→ **Goal**
Type out the material below exactly.
-- start of Extracted data --
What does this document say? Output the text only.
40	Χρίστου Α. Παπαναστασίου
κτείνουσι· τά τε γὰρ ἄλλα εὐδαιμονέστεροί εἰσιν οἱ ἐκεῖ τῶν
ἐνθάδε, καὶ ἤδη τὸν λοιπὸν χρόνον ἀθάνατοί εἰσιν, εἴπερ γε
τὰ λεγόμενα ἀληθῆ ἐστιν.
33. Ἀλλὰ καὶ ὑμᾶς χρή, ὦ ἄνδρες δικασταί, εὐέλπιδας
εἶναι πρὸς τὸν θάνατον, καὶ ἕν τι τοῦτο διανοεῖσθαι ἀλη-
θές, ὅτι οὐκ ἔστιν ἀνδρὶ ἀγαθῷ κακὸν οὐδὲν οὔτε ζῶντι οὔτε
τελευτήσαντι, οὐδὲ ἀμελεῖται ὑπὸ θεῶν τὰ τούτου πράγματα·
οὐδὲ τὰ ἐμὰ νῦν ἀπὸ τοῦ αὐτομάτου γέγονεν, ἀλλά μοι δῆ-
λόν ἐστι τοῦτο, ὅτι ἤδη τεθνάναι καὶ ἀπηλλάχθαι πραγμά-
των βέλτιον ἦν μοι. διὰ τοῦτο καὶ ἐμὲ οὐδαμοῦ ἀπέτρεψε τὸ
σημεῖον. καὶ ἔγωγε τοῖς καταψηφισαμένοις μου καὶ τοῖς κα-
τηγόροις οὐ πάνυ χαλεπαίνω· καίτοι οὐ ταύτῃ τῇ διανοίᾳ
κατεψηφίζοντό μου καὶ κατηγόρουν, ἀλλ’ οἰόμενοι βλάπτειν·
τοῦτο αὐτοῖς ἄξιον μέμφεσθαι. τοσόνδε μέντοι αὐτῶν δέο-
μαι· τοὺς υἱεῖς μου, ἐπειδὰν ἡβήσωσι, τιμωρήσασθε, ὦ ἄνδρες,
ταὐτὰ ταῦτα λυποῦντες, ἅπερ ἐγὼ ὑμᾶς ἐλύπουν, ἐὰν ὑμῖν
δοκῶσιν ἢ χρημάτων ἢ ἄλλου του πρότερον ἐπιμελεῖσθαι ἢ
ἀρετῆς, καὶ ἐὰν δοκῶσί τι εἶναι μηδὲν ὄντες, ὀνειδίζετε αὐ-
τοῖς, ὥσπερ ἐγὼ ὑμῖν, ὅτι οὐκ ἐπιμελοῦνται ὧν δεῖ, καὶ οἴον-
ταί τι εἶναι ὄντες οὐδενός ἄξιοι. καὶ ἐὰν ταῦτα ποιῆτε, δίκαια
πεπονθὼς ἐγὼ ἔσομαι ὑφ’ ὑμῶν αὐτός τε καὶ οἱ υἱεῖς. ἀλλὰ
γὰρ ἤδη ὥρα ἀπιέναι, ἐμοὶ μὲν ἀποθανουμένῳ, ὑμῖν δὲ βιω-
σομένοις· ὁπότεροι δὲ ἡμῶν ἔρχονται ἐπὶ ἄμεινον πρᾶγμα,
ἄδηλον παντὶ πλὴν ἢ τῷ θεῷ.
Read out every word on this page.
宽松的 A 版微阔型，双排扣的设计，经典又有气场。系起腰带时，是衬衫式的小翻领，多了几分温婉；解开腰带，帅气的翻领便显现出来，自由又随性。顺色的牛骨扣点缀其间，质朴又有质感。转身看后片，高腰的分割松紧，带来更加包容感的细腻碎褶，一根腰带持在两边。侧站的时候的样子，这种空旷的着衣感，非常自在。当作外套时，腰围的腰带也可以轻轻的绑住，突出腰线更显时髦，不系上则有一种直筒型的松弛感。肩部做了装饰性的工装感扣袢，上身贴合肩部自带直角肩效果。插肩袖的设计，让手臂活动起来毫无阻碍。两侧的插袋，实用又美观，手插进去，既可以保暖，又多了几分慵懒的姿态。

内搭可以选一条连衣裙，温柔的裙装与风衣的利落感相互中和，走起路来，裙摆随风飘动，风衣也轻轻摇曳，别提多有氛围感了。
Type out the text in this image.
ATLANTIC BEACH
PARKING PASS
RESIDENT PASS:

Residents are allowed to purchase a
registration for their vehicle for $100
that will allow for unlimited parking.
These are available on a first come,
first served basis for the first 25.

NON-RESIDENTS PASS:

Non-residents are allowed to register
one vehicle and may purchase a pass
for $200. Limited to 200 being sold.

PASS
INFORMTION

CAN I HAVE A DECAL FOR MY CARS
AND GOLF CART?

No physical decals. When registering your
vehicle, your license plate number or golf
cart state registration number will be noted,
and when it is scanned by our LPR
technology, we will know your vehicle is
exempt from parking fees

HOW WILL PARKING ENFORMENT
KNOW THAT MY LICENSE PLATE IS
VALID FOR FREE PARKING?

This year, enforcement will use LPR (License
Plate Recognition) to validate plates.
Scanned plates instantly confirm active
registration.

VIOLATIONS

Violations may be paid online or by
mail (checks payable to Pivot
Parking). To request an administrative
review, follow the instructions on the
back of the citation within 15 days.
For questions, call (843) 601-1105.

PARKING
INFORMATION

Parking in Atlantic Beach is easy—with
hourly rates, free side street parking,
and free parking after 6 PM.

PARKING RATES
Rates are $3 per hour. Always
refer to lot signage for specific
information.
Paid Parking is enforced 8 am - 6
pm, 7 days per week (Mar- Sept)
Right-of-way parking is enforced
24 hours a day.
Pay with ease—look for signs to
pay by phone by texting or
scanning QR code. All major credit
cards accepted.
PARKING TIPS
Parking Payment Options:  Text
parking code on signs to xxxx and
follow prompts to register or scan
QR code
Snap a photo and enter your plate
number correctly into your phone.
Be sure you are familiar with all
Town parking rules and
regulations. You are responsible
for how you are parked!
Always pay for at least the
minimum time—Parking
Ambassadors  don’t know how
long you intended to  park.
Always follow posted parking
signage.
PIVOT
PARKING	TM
-- end of Extracted data --
→ **Full solution**
What does this document say? Output the text only.
40	Χρίστου Α. Παπαναστασίου
κτείνουσι· τά τε γὰρ ἄλλα εὐδαιμονέστεροί εἰσιν οἱ ἐκεῖ τῶν
ἐνθάδε, καὶ ἤδη τὸν λοιπὸν χρόνον ἀθάνατοί εἰσιν, εἴπερ γε
τὰ λεγόμενα ἀληθῆ ἐστιν.
33. Ἀλλὰ καὶ ὑμᾶς χρή, ὦ ἄνδρες δικασταί, εὐέλπιδας
εἶναι πρὸς τὸν θάνατον, καὶ ἕν τι τοῦτο διανοεῖσθαι ἀλη-
θές, ὅτι οὐκ ἔστιν ἀνδρὶ ἀγαθῷ κακὸν οὐδὲν οὔτε ζῶντι οὔτε
τελευτήσαντι, οὐδὲ ἀμελεῖται ὑπὸ θεῶν τὰ τούτου πράγματα·
οὐδὲ τὰ ἐμὰ νῦν ἀπὸ τοῦ αὐτομάτου γέγονεν, ἀλλά μοι δῆ-
λόν ἐστι τοῦτο, ὅτι ἤδη τεθνάναι καὶ ἀπηλλάχθαι πραγμά-
των βέλτιον ἦν μοι. διὰ τοῦτο καὶ ἐμὲ οὐδαμοῦ ἀπέτρεψε τὸ
σημεῖον. καὶ ἔγωγε τοῖς καταψηφισαμένοις μου καὶ τοῖς κα-
τηγόροις οὐ πάνυ χαλεπαίνω· καίτοι οὐ ταύτῃ τῇ διανοίᾳ
κατεψηφίζοντό μου καὶ κατηγόρουν, ἀλλ’ οἰόμενοι βλάπτειν·
τοῦτο αὐτοῖς ἄξιον μέμφεσθαι. τοσόνδε μέντοι αὐτῶν δέο-
μαι· τοὺς υἱεῖς μου, ἐπειδὰν ἡβήσωσι, τιμωρήσασθε, ὦ ἄνδρες,
ταὐτὰ ταῦτα λυποῦντες, ἅπερ ἐγὼ ὑμᾶς ἐλύπουν, ἐὰν ὑμῖν
δοκῶσιν ἢ χρημάτων ἢ ἄλλου του πρότερον ἐπιμελεῖσθαι ἢ
ἀρετῆς, καὶ ἐὰν δοκῶσί τι εἶναι μηδὲν ὄντες, ὀνειδίζετε αὐ-
τοῖς, ὥσπερ ἐγὼ ὑμῖν, ὅτι οὐκ ἐπιμελοῦνται ὧν δεῖ, καὶ οἴον-
ταί τι εἶναι ὄντες οὐδενός ἄξιοι. καὶ ἐὰν ταῦτα ποιῆτε, δίκαια
πεπονθὼς ἐγὼ ἔσομαι ὑφ’ ὑμῶν αὐτός τε καὶ οἱ υἱεῖς. ἀλλὰ
γὰρ ἤδη ὥρα ἀπιέναι, ἐμοὶ μὲν ἀποθανουμένῳ, ὑμῖν δὲ βιω-
σομένοις· ὁπότεροι δὲ ἡμῶν ἔρχονται ἐπὶ ἄμεινον πρᾶγμα,
ἄδηλον παντὶ πλὴν ἢ τῷ θεῷ.
Read out every word on this page.
宽松的 A 版微阔型，双排扣的设计，经典又有气场。系起腰带时，是衬衫式的小翻领，多了几分温婉；解开腰带，帅气的翻领便显现出来，自由又随性。顺色的牛骨扣点缀其间，质朴又有质感。转身看后片，高腰的分割松紧，带来更加包容感的细腻碎褶，一根腰带持在两边。侧站的时候的样子，这种空旷的着衣感，非常自在。当作外套时，腰围的腰带也可以轻轻的绑住，突出腰线更显时髦，不系上则有一种直筒型的松弛感。肩部做了装饰性的工装感扣袢，上身贴合肩部自带直角肩效果。插肩袖的设计，让手臂活动起来毫无阻碍。两侧的插袋，实用又美观，手插进去，既可以保暖，又多了几分慵懒的姿态。

内搭可以选一条连衣裙，温柔的裙装与风衣的利落感相互中和，走起路来，裙摆随风飘动，风衣也轻轻摇曳，别提多有氛围感了。
Type out the text in this image.
ATLANTIC BEACH
PARKING PASS
RESIDENT PASS:

Residents are allowed to purchase a
registration for their vehicle for $100
that will allow for unlimited parking.
These are available on a first come,
first served basis for the first 25.

NON-RESIDENTS PASS:

Non-residents are allowed to register
one vehicle and may purchase a pass
for $200. Limited to 200 being sold.

PASS
INFORMTION

CAN I HAVE A DECAL FOR MY CARS
AND GOLF CART?

No physical decals. When registering your
vehicle, your license plate number or golf
cart state registration number will be noted,
and when it is scanned by our LPR
technology, we will know your vehicle is
exempt from parking fees

HOW WILL PARKING ENFORMENT
KNOW THAT MY LICENSE PLATE IS
VALID FOR FREE PARKING?

This year, enforcement will use LPR (License
Plate Recognition) to validate plates.
Scanned plates instantly confirm active
registration.

VIOLATIONS

Violations may be paid online or by
mail (checks payable to Pivot
Parking). To request an administrative
review, follow the instructions on the
back of the citation within 15 days.
For questions, call (843) 601-1105.

PARKING
INFORMATION

Parking in Atlantic Beach is easy—with
hourly rates, free side street parking,
and free parking after 6 PM.

PARKING RATES
Rates are $3 per hour. Always
refer to lot signage for specific
information.
Paid Parking is enforced 8 am - 6
pm, 7 days per week (Mar- Sept)
Right-of-way parking is enforced
24 hours a day.
Pay with ease—look for signs to
pay by phone by texting or
scanning QR code. All major credit
cards accepted.
PARKING TIPS
Parking Payment Options:  Text
parking code on signs to xxxx and
follow prompts to register or scan
QR code
Snap a photo and enter your plate
number correctly into your phone.
Be sure you are familiar with all
Town parking rules and
regulations. You are responsible
for how you are parked!
Always pay for at least the
minimum time—Parking
Ambassadors  don’t know how
long you intended to  park.
Always follow posted parking
signage.
PIVOT
PARKING	TM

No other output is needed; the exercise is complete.